> What is needed: Update the rows below by replacing "drag-handle-icon" with "reorder-handle-icon" wherever it occurs. Keep every other character as it is.

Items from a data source
::::
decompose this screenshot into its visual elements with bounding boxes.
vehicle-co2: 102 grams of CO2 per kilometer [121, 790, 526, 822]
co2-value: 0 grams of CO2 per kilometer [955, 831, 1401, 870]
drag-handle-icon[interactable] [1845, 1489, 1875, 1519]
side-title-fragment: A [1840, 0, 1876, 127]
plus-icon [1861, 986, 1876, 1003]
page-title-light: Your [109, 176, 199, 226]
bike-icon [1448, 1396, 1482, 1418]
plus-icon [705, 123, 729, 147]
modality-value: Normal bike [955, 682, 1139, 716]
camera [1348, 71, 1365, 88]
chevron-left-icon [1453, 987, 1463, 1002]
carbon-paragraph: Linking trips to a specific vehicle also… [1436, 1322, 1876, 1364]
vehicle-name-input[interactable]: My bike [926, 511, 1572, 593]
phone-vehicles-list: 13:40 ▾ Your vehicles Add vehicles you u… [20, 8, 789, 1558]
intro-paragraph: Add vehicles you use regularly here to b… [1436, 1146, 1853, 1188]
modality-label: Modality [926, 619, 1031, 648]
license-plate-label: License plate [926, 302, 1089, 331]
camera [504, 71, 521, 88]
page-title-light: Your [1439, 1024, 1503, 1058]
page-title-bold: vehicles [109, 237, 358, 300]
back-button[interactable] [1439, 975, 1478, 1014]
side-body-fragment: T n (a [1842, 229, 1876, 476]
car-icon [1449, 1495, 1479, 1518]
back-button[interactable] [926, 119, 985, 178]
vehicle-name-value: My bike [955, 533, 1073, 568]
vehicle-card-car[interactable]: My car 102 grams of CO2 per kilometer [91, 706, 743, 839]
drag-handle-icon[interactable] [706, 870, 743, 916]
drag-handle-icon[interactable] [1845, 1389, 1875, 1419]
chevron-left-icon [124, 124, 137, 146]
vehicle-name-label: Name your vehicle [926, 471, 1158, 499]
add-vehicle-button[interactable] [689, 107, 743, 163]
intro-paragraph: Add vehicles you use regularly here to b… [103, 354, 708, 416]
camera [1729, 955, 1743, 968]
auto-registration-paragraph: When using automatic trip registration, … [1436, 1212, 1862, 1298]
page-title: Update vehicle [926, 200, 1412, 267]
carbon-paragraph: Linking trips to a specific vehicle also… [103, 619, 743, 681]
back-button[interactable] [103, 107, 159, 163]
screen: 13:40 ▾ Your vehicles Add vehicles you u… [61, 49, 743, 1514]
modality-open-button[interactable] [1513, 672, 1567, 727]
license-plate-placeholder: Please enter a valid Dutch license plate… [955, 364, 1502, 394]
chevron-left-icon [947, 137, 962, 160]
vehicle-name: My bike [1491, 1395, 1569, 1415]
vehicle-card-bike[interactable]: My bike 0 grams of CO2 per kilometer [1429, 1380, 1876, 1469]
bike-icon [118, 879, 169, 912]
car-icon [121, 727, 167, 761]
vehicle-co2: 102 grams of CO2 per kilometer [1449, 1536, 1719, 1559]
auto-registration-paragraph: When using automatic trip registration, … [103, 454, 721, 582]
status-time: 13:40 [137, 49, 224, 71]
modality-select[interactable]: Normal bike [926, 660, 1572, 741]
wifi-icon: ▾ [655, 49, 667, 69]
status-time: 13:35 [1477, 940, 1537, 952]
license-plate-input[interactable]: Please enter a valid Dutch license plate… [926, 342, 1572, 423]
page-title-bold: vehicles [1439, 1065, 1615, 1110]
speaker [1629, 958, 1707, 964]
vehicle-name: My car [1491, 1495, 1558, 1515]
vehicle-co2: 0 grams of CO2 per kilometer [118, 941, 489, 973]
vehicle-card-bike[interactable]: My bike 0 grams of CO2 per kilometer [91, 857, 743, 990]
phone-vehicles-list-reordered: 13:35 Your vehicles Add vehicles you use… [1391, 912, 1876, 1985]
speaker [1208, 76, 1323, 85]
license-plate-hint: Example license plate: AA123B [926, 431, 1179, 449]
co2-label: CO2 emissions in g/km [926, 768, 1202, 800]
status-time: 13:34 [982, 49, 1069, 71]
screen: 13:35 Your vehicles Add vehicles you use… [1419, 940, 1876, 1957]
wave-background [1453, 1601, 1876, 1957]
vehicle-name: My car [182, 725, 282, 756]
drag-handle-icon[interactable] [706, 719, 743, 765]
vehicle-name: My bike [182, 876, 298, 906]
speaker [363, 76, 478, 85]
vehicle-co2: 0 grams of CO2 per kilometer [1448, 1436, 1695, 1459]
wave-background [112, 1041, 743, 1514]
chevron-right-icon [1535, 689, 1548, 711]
::::
> Output:
decompose this screenshot into its visual elements with bounding boxes.
vehicle-co2: 102 grams of CO2 per kilometer [121, 790, 526, 822]
co2-value: 0 grams of CO2 per kilometer [955, 831, 1401, 870]
reorder-handle-icon[interactable] [1845, 1489, 1875, 1519]
side-title-fragment: A [1840, 0, 1876, 127]
plus-icon [1861, 986, 1876, 1003]
page-title-light: Your [109, 176, 199, 226]
bike-icon [1448, 1396, 1482, 1418]
plus-icon [705, 123, 729, 147]
modality-value: Normal bike [955, 682, 1139, 716]
camera [1348, 71, 1365, 88]
chevron-left-icon [1453, 987, 1463, 1002]
carbon-paragraph: Linking trips to a specific vehicle also… [1436, 1322, 1876, 1364]
vehicle-name-input[interactable]: My bike [926, 511, 1572, 593]
phone-vehicles-list: 13:40 ▾ Your vehicles Add vehicles you u… [20, 8, 789, 1558]
intro-paragraph: Add vehicles you use regularly here to b… [1436, 1146, 1853, 1188]
modality-label: Modality [926, 619, 1031, 648]
license-plate-label: License plate [926, 302, 1089, 331]
camera [504, 71, 521, 88]
page-title-light: Your [1439, 1024, 1503, 1058]
page-title-bold: vehicles [109, 237, 358, 300]
back-button[interactable] [1439, 975, 1478, 1014]
side-body-fragment: T n (a [1842, 229, 1876, 476]
car-icon [1449, 1495, 1479, 1518]
back-button[interactable] [926, 119, 985, 178]
vehicle-name-value: My bike [955, 533, 1073, 568]
vehicle-card-car[interactable]: My car 102 grams of CO2 per kilometer [91, 706, 743, 839]
reorder-handle-icon[interactable] [706, 870, 743, 916]
reorder-handle-icon[interactable] [1845, 1389, 1875, 1419]
chevron-left-icon [124, 124, 137, 146]
vehicle-name-label: Name your vehicle [926, 471, 1158, 499]
add-vehicle-button[interactable] [689, 107, 743, 163]
intro-paragraph: Add vehicles you use regularly here to b… [103, 354, 708, 416]
camera [1729, 955, 1743, 968]
auto-registration-paragraph: When using automatic trip registration, … [1436, 1212, 1862, 1298]
page-title: Update vehicle [926, 200, 1412, 267]
carbon-paragraph: Linking trips to a specific vehicle also… [103, 619, 743, 681]
back-button[interactable] [103, 107, 159, 163]
screen: 13:40 ▾ Your vehicles Add vehicles you u… [61, 49, 743, 1514]
modality-open-button[interactable] [1513, 672, 1567, 727]
license-plate-placeholder: Please enter a valid Dutch license plate… [955, 364, 1502, 394]
chevron-left-icon [947, 137, 962, 160]
vehicle-name: My bike [1491, 1395, 1569, 1415]
vehicle-card-bike[interactable]: My bike 0 grams of CO2 per kilometer [1429, 1380, 1876, 1469]
bike-icon [118, 879, 169, 912]
car-icon [121, 727, 167, 761]
vehicle-co2: 102 grams of CO2 per kilometer [1449, 1536, 1719, 1559]
auto-registration-paragraph: When using automatic trip registration, … [103, 454, 721, 582]
status-time: 13:40 [137, 49, 224, 71]
modality-select[interactable]: Normal bike [926, 660, 1572, 741]
wifi-icon: ▾ [655, 49, 667, 69]
status-time: 13:35 [1477, 940, 1537, 952]
license-plate-input[interactable]: Please enter a valid Dutch license plate… [926, 342, 1572, 423]
page-title-bold: vehicles [1439, 1065, 1615, 1110]
speaker [1629, 958, 1707, 964]
vehicle-name: My car [1491, 1495, 1558, 1515]
vehicle-co2: 0 grams of CO2 per kilometer [118, 941, 489, 973]
vehicle-card-bike[interactable]: My bike 0 grams of CO2 per kilometer [91, 857, 743, 990]
phone-vehicles-list-reordered: 13:35 Your vehicles Add vehicles you use… [1391, 912, 1876, 1985]
speaker [1208, 76, 1323, 85]
license-plate-hint: Example license plate: AA123B [926, 431, 1179, 449]
co2-label: CO2 emissions in g/km [926, 768, 1202, 800]
status-time: 13:34 [982, 49, 1069, 71]
screen: 13:35 Your vehicles Add vehicles you use… [1419, 940, 1876, 1957]
wave-background [1453, 1601, 1876, 1957]
vehicle-name: My car [182, 725, 282, 756]
reorder-handle-icon[interactable] [706, 719, 743, 765]
vehicle-name: My bike [182, 876, 298, 906]
speaker [363, 76, 478, 85]
vehicle-co2: 0 grams of CO2 per kilometer [1448, 1436, 1695, 1459]
wave-background [112, 1041, 743, 1514]
chevron-right-icon [1535, 689, 1548, 711]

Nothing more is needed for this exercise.